## Action item
Pull out every line below containing the word "MAO의".

(Document page text data)
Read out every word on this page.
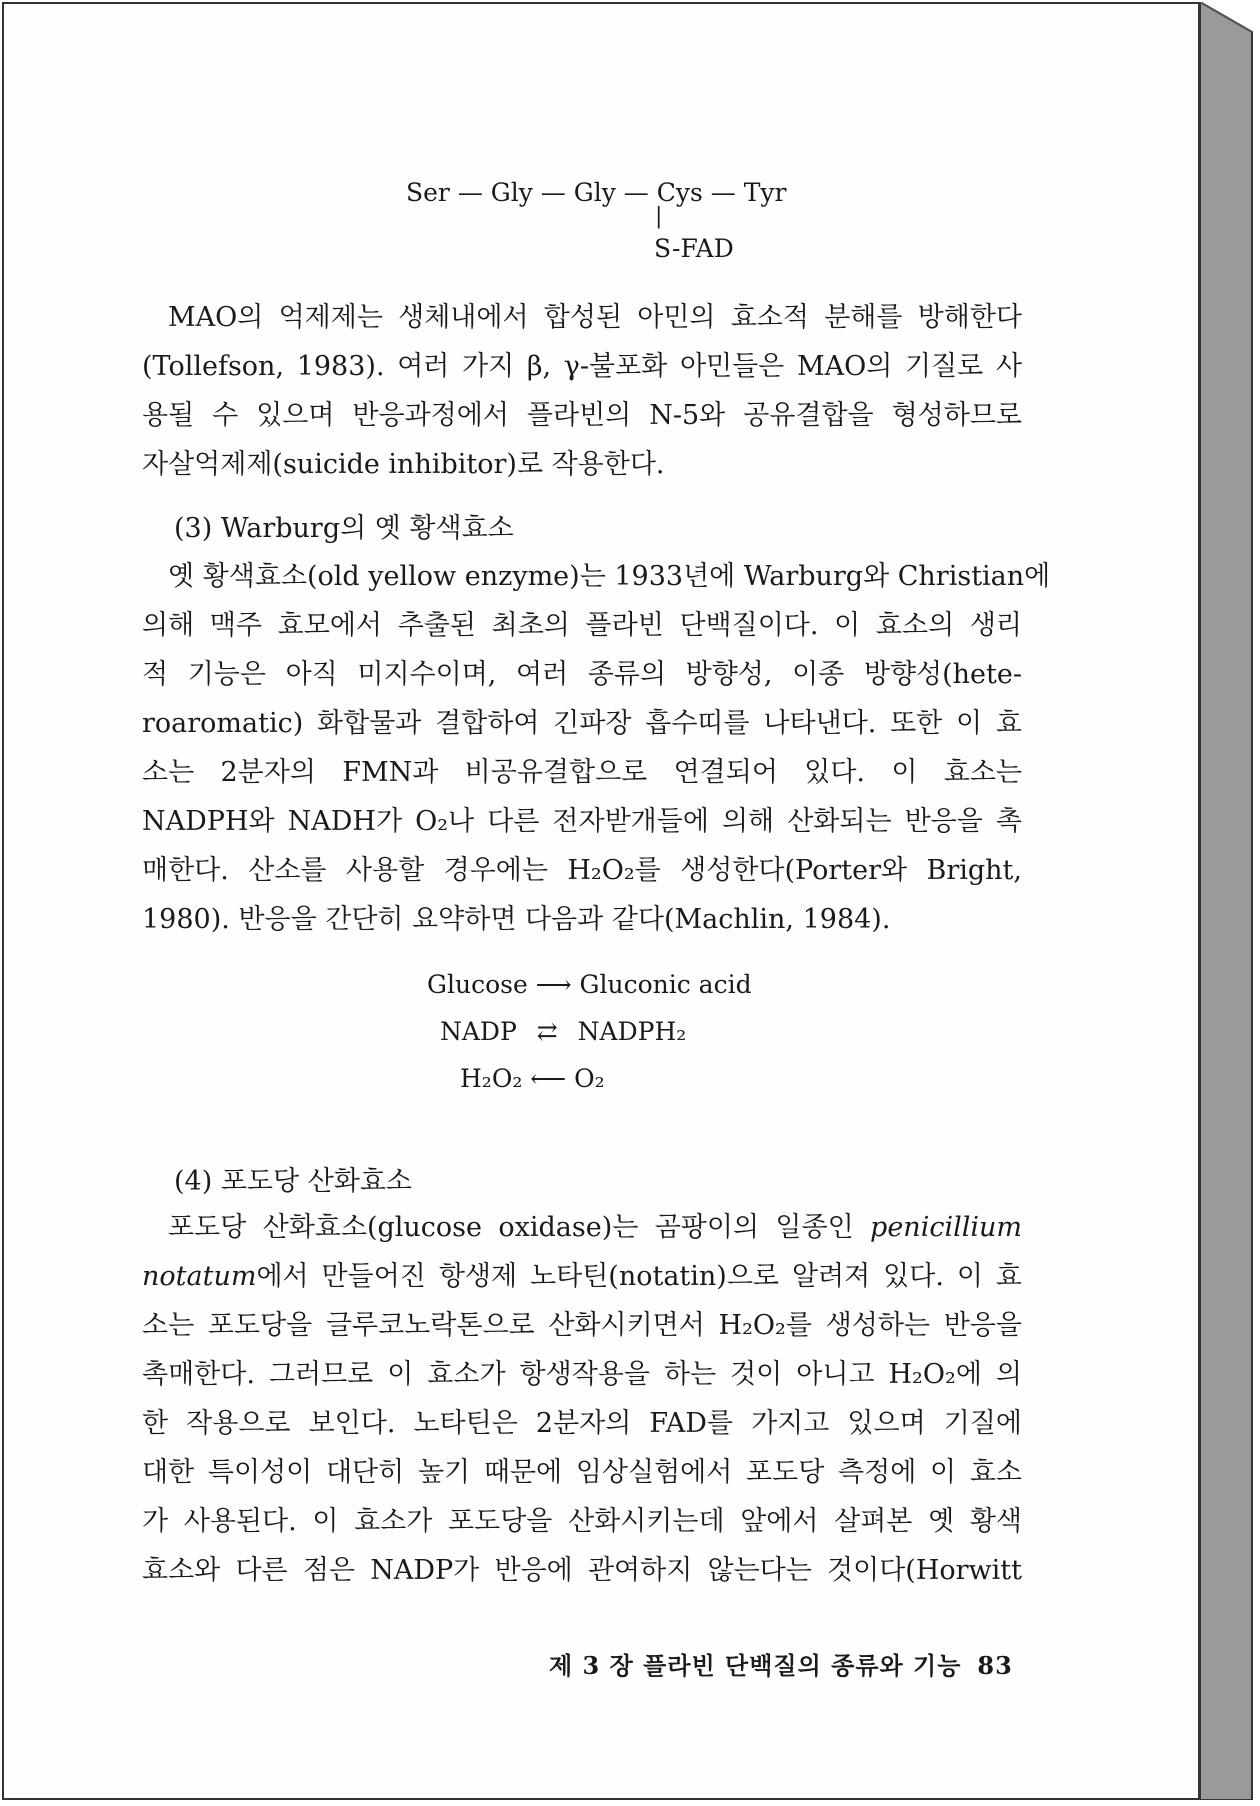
Ser — Gly — Gly — Cys — Tyr
|
S-FAD
MAO의 억제제는 생체내에서 합성된 아민의 효소적 분해를 방해한다
(Tollefson, 1983). 여러 가지 β, γ-불포화 아민들은 MAO의 기질로 사
용될 수 있으며 반응과정에서 플라빈의 N-5와 공유결합을 형성하므로
자살억제제(suicide inhibitor)로 작용한다.
(3) Warburg의 옛 황색효소
옛 황색효소(old yellow enzyme)는 1933년에 Warburg와 Christian에
의해 맥주 효모에서 추출된 최초의 플라빈 단백질이다. 이 효소의 생리
적 기능은 아직 미지수이며, 여러 종류의 방향성, 이종 방향성(hete-
roaromatic) 화합물과 결합하여 긴파장 흡수띠를 나타낸다. 또한 이 효
소는 2분자의 FMN과 비공유결합으로 연결되어 있다. 이 효소는
NADPH와 NADH가 O₂나 다른 전자받개들에 의해 산화되는 반응을 촉
매한다. 산소를 사용할 경우에는 H₂O₂를 생성한다(Porter와 Bright,
1980). 반응을 간단히 요약하면 다음과 같다(Machlin, 1984).
Glucose ⟶ Gluconic acid
NADP ⇄ NADPH₂
H₂O₂ ⟵ O₂
(4) 포도당 산화효소
포도당 산화효소(glucose oxidase)는 곰팡이의 일종인 penicillium
notatum에서 만들어진 항생제 노타틴(notatin)으로 알려져 있다. 이 효
소는 포도당을 글루코노락톤으로 산화시키면서 H₂O₂를 생성하는 반응을
촉매한다. 그러므로 이 효소가 항생작용을 하는 것이 아니고 H₂O₂에 의
한 작용으로 보인다. 노타틴은 2분자의 FAD를 가지고 있으며 기질에
대한 특이성이 대단히 높기 때문에 임상실험에서 포도당 측정에 이 효소
가 사용된다. 이 효소가 포도당을 산화시키는데 앞에서 살펴본 옛 황색
효소와 다른 점은 NADP가 반응에 관여하지 않는다는 것이다(Horwitt
제 3 장 플라빈 단백질의 종류와 기능 83
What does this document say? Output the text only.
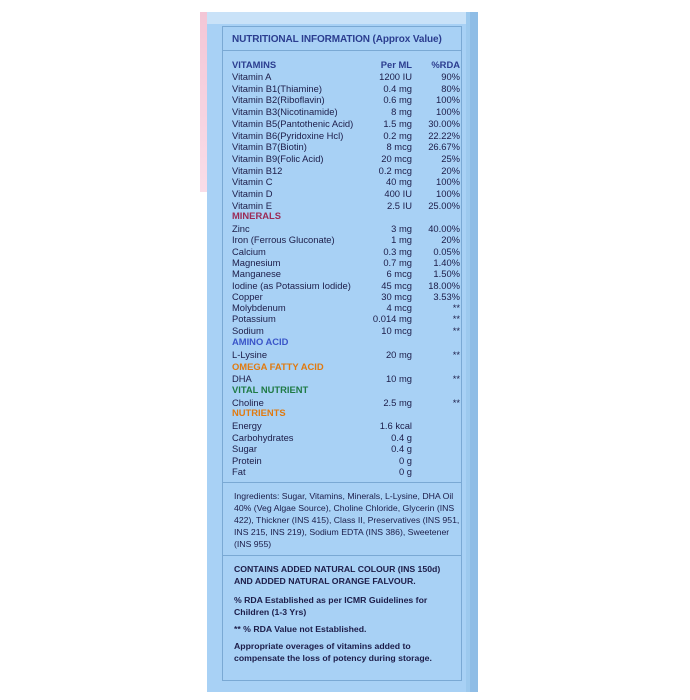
NUTRITIONAL INFORMATION (Approx Value)
VITAMINS	Per ML	%RDA
Vitamin A	1200 IU	90%
Vitamin B1(Thiamine)	0.4 mg	80%
Vitamin B2(Riboflavin)	0.6 mg	100%
Vitamin B3(Nicotinamide)	8 mg	100%
Vitamin B5(Pantothenic Acid)	1.5 mg	30.00%
Vitamin B6(Pyridoxine Hcl)	0.2 mg	22.22%
Vitamin B7(Biotin)	8 mcg	26.67%
Vitamin B9(Folic Acid)	20 mcg	25%
Vitamin B12	0.2 mcg	20%
Vitamin C	40 mg	100%
Vitamin D	400 IU	100%
Vitamin E	2.5 IU	25.00%
MINERALS
Zinc	3 mg	40.00%
Iron (Ferrous Gluconate)	1 mg	20%
Calcium	0.3 mg	0.05%
Magnesium	0.7 mg	1.40%
Manganese	6 mcg	1.50%
Iodine (as Potassium Iodide)	45 mcg	18.00%
Copper	30 mcg	3.53%
Molybdenum	4 mcg	**
Potassium	0.014 mg	**
Sodium	10 mcg	**
AMINO ACID
L-Lysine	20 mg	**
OMEGA FATTY ACID
DHA	10 mg	**
VITAL NUTRIENT
Choline	2.5 mg	**
NUTRIENTS
Energy	1.6 kcal
Carbohydrates	0.4 g
Sugar	0.4 g
Protein	0 g
Fat	0 g
Ingredients: Sugar, Vitamins, Minerals, L-Lysine, DHA Oil 40% (Veg Algae Source), Choline Chloride, Glycerin (INS 422), Thickner (INS 415), Class II, Preservatives (INS 951, INS 215, INS 219), Sodium EDTA (INS 386), Sweetener (INS 955)
CONTAINS ADDED NATURAL COLOUR (INS 150d) AND ADDED NATURAL ORANGE FALVOUR.
% RDA Established as per ICMR Guidelines for Children (1-3 Yrs)
** % RDA Value not Established.
Appropriate overages of vitamins added to compensate the loss of potency during storage.
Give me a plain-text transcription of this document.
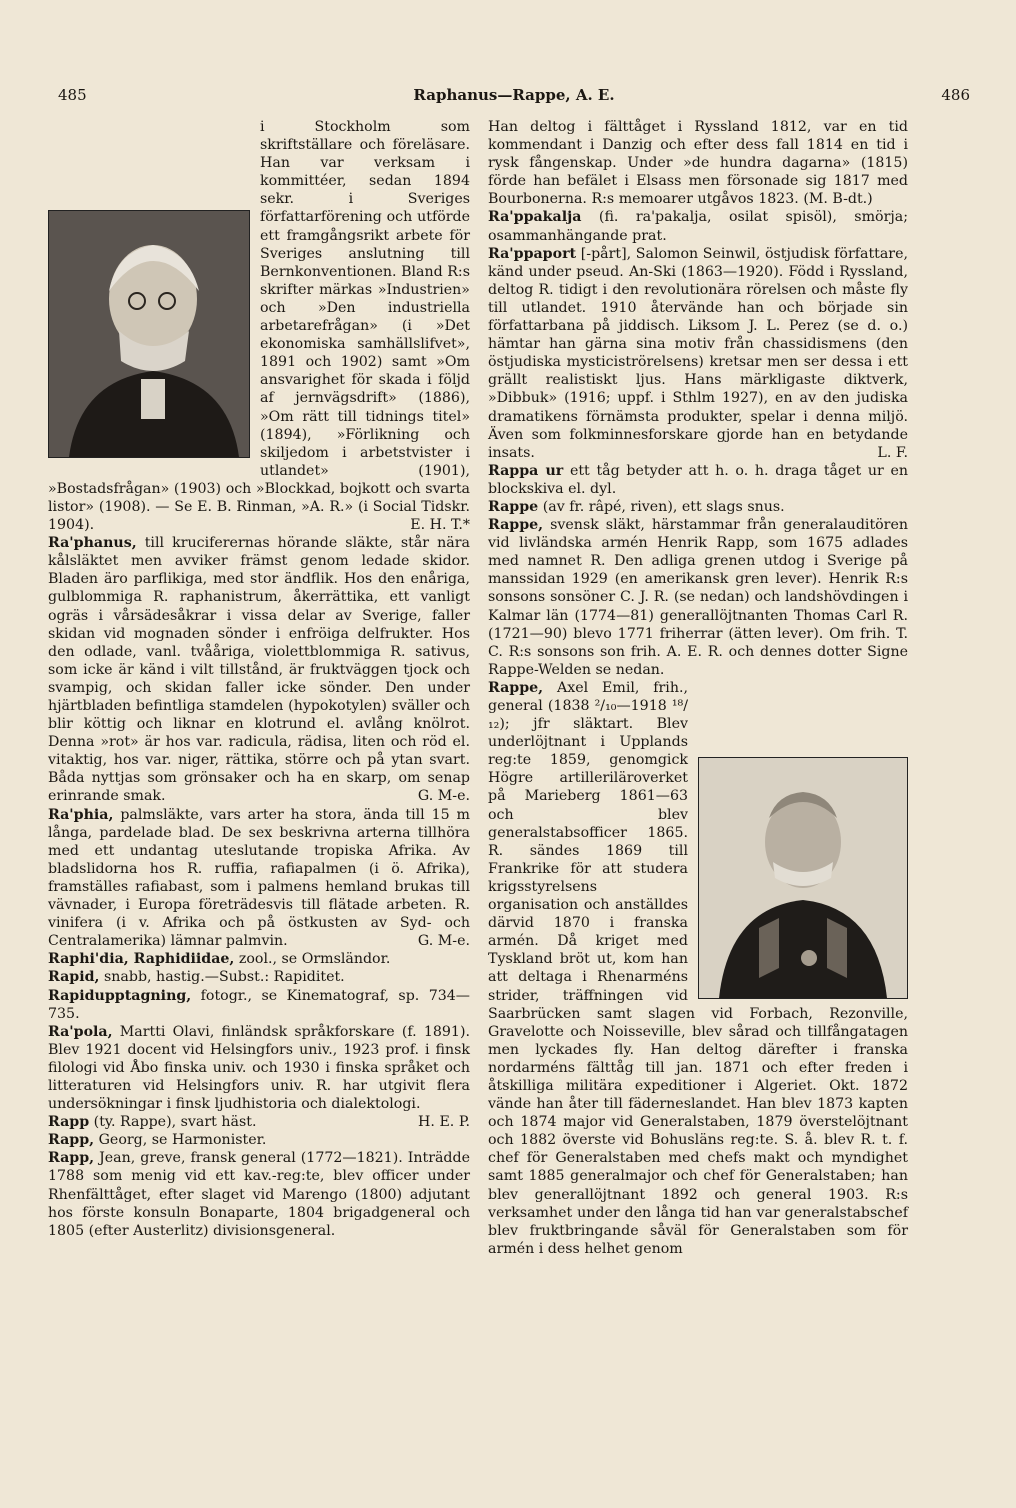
485	Raphanus—Rappe, A. E.	486

i Stockholm som skriftställare och föreläsare. Han var verksam i kommittéer, sedan 1894 sekr. i Sveriges författarförening och utförde ett framgångsrikt arbete för Sveriges anslutning till Bernkonventionen. Bland R:s skrifter märkas »Industrien» och »Den industriella arbetarefrågan» (i »Det ekonomiska samhällslifvet», 1891 och 1902) samt »Om ansvarighet för skada i följd af jernvägsdrift» (1886), »Om rätt till tidnings titel» (1894), »Förlikning och skiljedom i arbetstvister i utlandet» (1901), »Bostadsfrågan» (1903) och »Blockkad, bojkott och svarta listor» (1908). — Se E. B. Rinman, »A. R.» (i Social Tidskr. 1904).	E. H. T.*

Ra'phanus, till kruciferernas hörande släkte, står nära kålsläktet men avviker främst genom ledade skidor. Bladen äro parflikiga, med stor ändflik. Hos den enåriga, gulblommiga R. raphanistrum, åkerrättika, ett vanligt ogräs i vårsädesåkrar i vissa delar av Sverige, faller skidan vid mognaden sönder i enfröiga delfrukter. Hos den odlade, vanl. tvååriga, violettblommiga R. sativus, som icke är känd i vilt tillstånd, är fruktväggen tjock och svampig, och skidan faller icke sönder. Den under hjärtbladen befintliga stamdelen (hypokotylen) sväller och blir köttig och liknar en klotrund el. avlång knölrot. Denna »rot» är hos var. radicula, rädisa, liten och röd el. vitaktig, hos var. niger, rättika, större och på ytan svart. Båda nyttjas som grönsaker och ha en skarp, om senap erinrande smak.	G. M-e.

Ra'phia, palmsläkte, vars arter ha stora, ända till 15 m långa, pardelade blad. De sex beskrivna arterna tillhöra med ett undantag uteslutande tropiska Afrika. Av bladslidorna hos R. ruffia, rafiapalmen (i ö. Afrika), framställes rafiabast, som i palmens hemland brukas till vävnader, i Europa företrädesvis till flätade arbeten. R. vinifera (i v. Afrika och på östkusten av Syd- och Centralamerika) lämnar palmvin.	G. M-e.

Raphi'dia, Raphidiidae, zool., se Ormsländor.

Rapid, snabb, hastig.—Subst.: Rapiditet.

Rapidupptagning, fotogr., se Kinematograf, sp. 734—735.

Ra'pola, Martti Olavi, finländsk språkforskare (f. 1891). Blev 1921 docent vid Helsingfors univ., 1923 prof. i finsk filologi vid Åbo finska univ. och 1930 i finska språket och litteraturen vid Helsingfors univ. R. har utgivit flera undersökningar i finsk ljudhistoria och dialektologi.
H. E. P.

Rapp (ty. Rappe), svart häst.

Rapp, Georg, se Harmonister.

Rapp, Jean, greve, fransk general (1772—1821). Inträdde 1788 som menig vid ett kav.-reg:te, blev officer under Rhenfälttåget, efter slaget vid Marengo (1800) adjutant hos förste konsuln Bonaparte, 1804 brigadgeneral och 1805 (efter Austerlitz) divisionsgeneral.

Han deltog i fälttåget i Ryssland 1812, var en tid kommendant i Danzig och efter dess fall 1814 en tid i rysk fångenskap. Under »de hundra dagarna» (1815) förde han befälet i Elsass men försonade sig 1817 med Bourbonerna. R:s memoarer utgåvos 1823. (M. B-dt.)

Ra'ppakalja (fi. ra'pakalja, osilat spisöl), smörja; osammanhängande prat.

Ra'ppaport [-pårt], Salomon Seinwil, östjudisk författare, känd under pseud. An-Ski (1863—1920). Född i Ryssland, deltog R. tidigt i den revolutionära rörelsen och måste fly till utlandet. 1910 återvände han och började sin författarbana på jiddisch. Liksom J. L. Perez (se d. o.) hämtar han gärna sina motiv från chassidismens (den östjudiska mysticiströrelsens) kretsar men ser dessa i ett grällt realistiskt ljus. Hans märkligaste diktverk, »Dibbuk» (1916; uppf. i Sthlm 1927), en av den judiska dramatikens förnämsta produkter, spelar i denna miljö. Även som folkminnesforskare gjorde han en betydande insats.	L. F.

Rappa ur ett tåg betyder att h. o. h. draga tåget ur en blockskiva el. dyl.

Rappe (av fr. râpé, riven), ett slags snus.

Rappe, svensk släkt, härstammar från generalauditören vid livländska armén Henrik Rapp, som 1675 adlades med namnet R. Den adliga grenen utdog i Sverige på manssidan 1929 (en amerikansk gren lever). Henrik R:s sonsons sonsöner C. J. R. (se nedan) och landshövdingen i Kalmar län (1774—81) generallöjtnanten Thomas Carl R. (1721—90) blevo 1771 friherrar (ätten lever). Om frih. T. C. R:s sonsons son frih. A. E. R. och dennes dotter Signe Rappe-Welden se nedan.

Rappe, Axel Emil, frih., general (1838 ²/₁₀—1918 ¹⁸/₁₂); jfr släktart. Blev underlöjtnant i Upplands reg:te 1859, genomgick Högre artilleriläroverket på Marieberg 1861—63 och blev generalstabsofficer 1865. R. sändes 1869 till Frankrike för att studera krigsstyrelsens organisation och anställdes därvid 1870 i franska armén. Då kriget med Tyskland bröt ut, kom han att deltaga i Rhenarméns strider, träffningen vid Saarbrücken samt slagen vid Forbach, Rezonville, Gravelotte och Noisseville, blev sårad och tillfångatagen men lyckades fly. Han deltog därefter i franska nordarméns fälttåg till jan. 1871 och efter freden i åtskilliga militära expeditioner i Algeriet. Okt. 1872 vände han åter till fäderneslandet. Han blev 1873 kapten och 1874 major vid Generalstaben, 1879 överstelöjtnant och 1882 överste vid Bohusläns reg:te. S. å. blev R. t. f. chef för Generalstaben med chefs makt och myndighet samt 1885 generalmajor och chef för Generalstaben; han blev generallöjtnant 1892 och general 1903. R:s verksamhet under den långa tid han var generalstabschef blev fruktbringande såväl för Generalstaben som för armén i dess helhet genom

## Result of the task
MAO의 억제제는 생체내에서 합성된 아민의 효소적 분해를 방해한다
(Tollefson, 1983). 여러 가지 β, γ-불포화 아민들은 MAO의 기질로 사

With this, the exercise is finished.